Directions »
Write out the material exactly, leaving every picture behind.

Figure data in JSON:
****************

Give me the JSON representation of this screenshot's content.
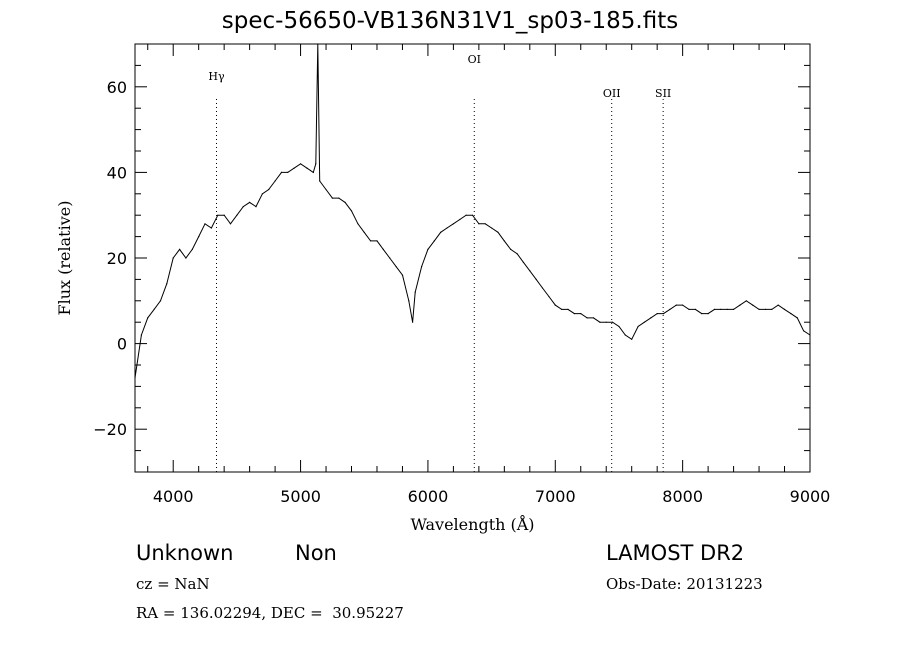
{
  "chart_data": {
    "type": "line",
    "title": "spec-56650-VB136N31V1_sp03-185.fits",
    "xlabel": "Wavelength (Å)",
    "ylabel": "Flux (relative)",
    "xlim": [
      3700,
      9000
    ],
    "ylim": [
      -30,
      70
    ],
    "xticks": [
      4000,
      5000,
      6000,
      7000,
      8000,
      9000
    ],
    "yticks": [
      -20,
      0,
      20,
      40,
      60
    ],
    "grid": false,
    "lines": [
      {
        "label": "Hγ",
        "x": 4340
      },
      {
        "label": "OI",
        "x": 6364
      },
      {
        "label": "OII",
        "x": 7443
      },
      {
        "label": "SII",
        "x": 7847
      }
    ],
    "series": [
      {
        "x": [
          3700,
          3750,
          3800,
          3850,
          3900,
          3950,
          4000,
          4050,
          4100,
          4150,
          4200,
          4250,
          4300,
          4350,
          4400,
          4450,
          4500,
          4550,
          4600,
          4650,
          4700,
          4750,
          4800,
          4850,
          4900,
          4950,
          5000,
          5050,
          5100,
          5120,
          5135,
          5150,
          5200,
          5250,
          5300,
          5350,
          5400,
          5450,
          5500,
          5550,
          5600,
          5650,
          5700,
          5750,
          5800,
          5850,
          5880,
          5900,
          5950,
          6000,
          6050,
          6100,
          6150,
          6200,
          6250,
          6300,
          6350,
          6400,
          6450,
          6500,
          6550,
          6600,
          6650,
          6700,
          6750,
          6800,
          6850,
          6900,
          6950,
          7000,
          7050,
          7100,
          7150,
          7200,
          7250,
          7300,
          7350,
          7400,
          7450,
          7500,
          7550,
          7600,
          7650,
          7700,
          7750,
          7800,
          7850,
          7900,
          7950,
          8000,
          8050,
          8100,
          8150,
          8200,
          8250,
          8300,
          8350,
          8400,
          8450,
          8500,
          8550,
          8600,
          8650,
          8700,
          8750,
          8800,
          8850,
          8900,
          8950,
          9000
        ],
        "y": [
          -8,
          2,
          6,
          8,
          10,
          14,
          20,
          22,
          20,
          22,
          25,
          28,
          27,
          30,
          30,
          28,
          30,
          32,
          33,
          32,
          35,
          36,
          38,
          40,
          40,
          41,
          42,
          41,
          40,
          42,
          70,
          38,
          36,
          34,
          34,
          33,
          31,
          28,
          26,
          24,
          24,
          22,
          20,
          18,
          16,
          10,
          5,
          12,
          18,
          22,
          24,
          26,
          27,
          28,
          29,
          30,
          30,
          28,
          28,
          27,
          26,
          24,
          22,
          21,
          19,
          17,
          15,
          13,
          11,
          9,
          8,
          8,
          7,
          7,
          6,
          6,
          5,
          5,
          5,
          4,
          2,
          1,
          4,
          5,
          6,
          7,
          7,
          8,
          9,
          9,
          8,
          8,
          7,
          7,
          8,
          8,
          8,
          8,
          9,
          10,
          9,
          8,
          8,
          8,
          9,
          8,
          7,
          6,
          3,
          2
        ]
      }
    ],
    "footer": {
      "class_text": "Unknown",
      "subclass_text": "Non",
      "survey": "LAMOST DR2",
      "cz": "cz = NaN",
      "obs_date": "Obs-Date: 20131223",
      "coords": "RA = 136.02294, DEC =  30.95227"
    }
  }
}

****************

Solution to this task »
Give me the JSON representation of this screenshot's content.
{
  "chart_data": {
    "type": "line",
    "title": "spec-56650-VB136N31V1_sp03-185.fits",
    "xlabel": "Wavelength (Å)",
    "ylabel": "Flux (relative)",
    "xlim": [
      3700,
      9000
    ],
    "ylim": [
      -30,
      70
    ],
    "xticks": [
      4000,
      5000,
      6000,
      7000,
      8000,
      9000
    ],
    "yticks": [
      -20,
      0,
      20,
      40,
      60
    ],
    "grid": false,
    "lines": [
      {
        "label": "Hγ",
        "x": 4340
      },
      {
        "label": "OI",
        "x": 6364
      },
      {
        "label": "OII",
        "x": 7443
      },
      {
        "label": "SII",
        "x": 7847
      }
    ],
    "series": [
      {
        "x": [
          3700,
          3750,
          3800,
          3850,
          3900,
          3950,
          4000,
          4050,
          4100,
          4150,
          4200,
          4250,
          4300,
          4350,
          4400,
          4450,
          4500,
          4550,
          4600,
          4650,
          4700,
          4750,
          4800,
          4850,
          4900,
          4950,
          5000,
          5050,
          5100,
          5120,
          5135,
          5150,
          5200,
          5250,
          5300,
          5350,
          5400,
          5450,
          5500,
          5550,
          5600,
          5650,
          5700,
          5750,
          5800,
          5850,
          5880,
          5900,
          5950,
          6000,
          6050,
          6100,
          6150,
          6200,
          6250,
          6300,
          6350,
          6400,
          6450,
          6500,
          6550,
          6600,
          6650,
          6700,
          6750,
          6800,
          6850,
          6900,
          6950,
          7000,
          7050,
          7100,
          7150,
          7200,
          7250,
          7300,
          7350,
          7400,
          7450,
          7500,
          7550,
          7600,
          7650,
          7700,
          7750,
          7800,
          7850,
          7900,
          7950,
          8000,
          8050,
          8100,
          8150,
          8200,
          8250,
          8300,
          8350,
          8400,
          8450,
          8500,
          8550,
          8600,
          8650,
          8700,
          8750,
          8800,
          8850,
          8900,
          8950,
          9000
        ],
        "y": [
          -8,
          2,
          6,
          8,
          10,
          14,
          20,
          22,
          20,
          22,
          25,
          28,
          27,
          30,
          30,
          28,
          30,
          32,
          33,
          32,
          35,
          36,
          38,
          40,
          40,
          41,
          42,
          41,
          40,
          42,
          70,
          38,
          36,
          34,
          34,
          33,
          31,
          28,
          26,
          24,
          24,
          22,
          20,
          18,
          16,
          10,
          5,
          12,
          18,
          22,
          24,
          26,
          27,
          28,
          29,
          30,
          30,
          28,
          28,
          27,
          26,
          24,
          22,
          21,
          19,
          17,
          15,
          13,
          11,
          9,
          8,
          8,
          7,
          7,
          6,
          6,
          5,
          5,
          5,
          4,
          2,
          1,
          4,
          5,
          6,
          7,
          7,
          8,
          9,
          9,
          8,
          8,
          7,
          7,
          8,
          8,
          8,
          8,
          9,
          10,
          9,
          8,
          8,
          8,
          9,
          8,
          7,
          6,
          3,
          2
        ]
      }
    ],
    "footer": {
      "class_text": "Unknown",
      "subclass_text": "Non",
      "survey": "LAMOST DR2",
      "cz": "cz = NaN",
      "obs_date": "Obs-Date: 20131223",
      "coords": "RA = 136.02294, DEC =  30.95227"
    }
  }
}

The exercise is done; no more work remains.